WORKING DATA –
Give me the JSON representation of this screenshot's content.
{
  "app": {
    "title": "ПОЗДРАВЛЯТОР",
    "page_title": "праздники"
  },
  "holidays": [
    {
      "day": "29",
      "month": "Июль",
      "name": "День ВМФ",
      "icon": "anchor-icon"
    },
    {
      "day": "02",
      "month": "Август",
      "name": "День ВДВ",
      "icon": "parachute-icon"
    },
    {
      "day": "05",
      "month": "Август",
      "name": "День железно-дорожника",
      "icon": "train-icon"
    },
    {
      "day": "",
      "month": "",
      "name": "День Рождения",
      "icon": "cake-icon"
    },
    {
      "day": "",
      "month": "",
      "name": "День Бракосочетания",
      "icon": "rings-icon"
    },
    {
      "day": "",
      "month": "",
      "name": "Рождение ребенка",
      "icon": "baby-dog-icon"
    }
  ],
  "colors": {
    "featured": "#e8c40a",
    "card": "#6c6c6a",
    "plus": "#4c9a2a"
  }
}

CHALLENGE – Print the records above exactly as they appear.

RESPONSE –
Give me the JSON representation of this screenshot's content.
{
  "app": {
    "title": "ПОЗДРАВЛЯТОР",
    "page_title": "праздники"
  },
  "holidays": [
    {
      "day": "29",
      "month": "Июль",
      "name": "День ВМФ",
      "icon": "anchor-icon"
    },
    {
      "day": "02",
      "month": "Август",
      "name": "День ВДВ",
      "icon": "parachute-icon"
    },
    {
      "day": "05",
      "month": "Август",
      "name": "День железно-дорожника",
      "icon": "train-icon"
    },
    {
      "day": "",
      "month": "",
      "name": "День Рождения",
      "icon": "cake-icon"
    },
    {
      "day": "",
      "month": "",
      "name": "День Бракосочетания",
      "icon": "rings-icon"
    },
    {
      "day": "",
      "month": "",
      "name": "Рождение ребенка",
      "icon": "baby-dog-icon"
    }
  ],
  "colors": {
    "featured": "#e8c40a",
    "card": "#6c6c6a",
    "plus": "#4c9a2a"
  }
}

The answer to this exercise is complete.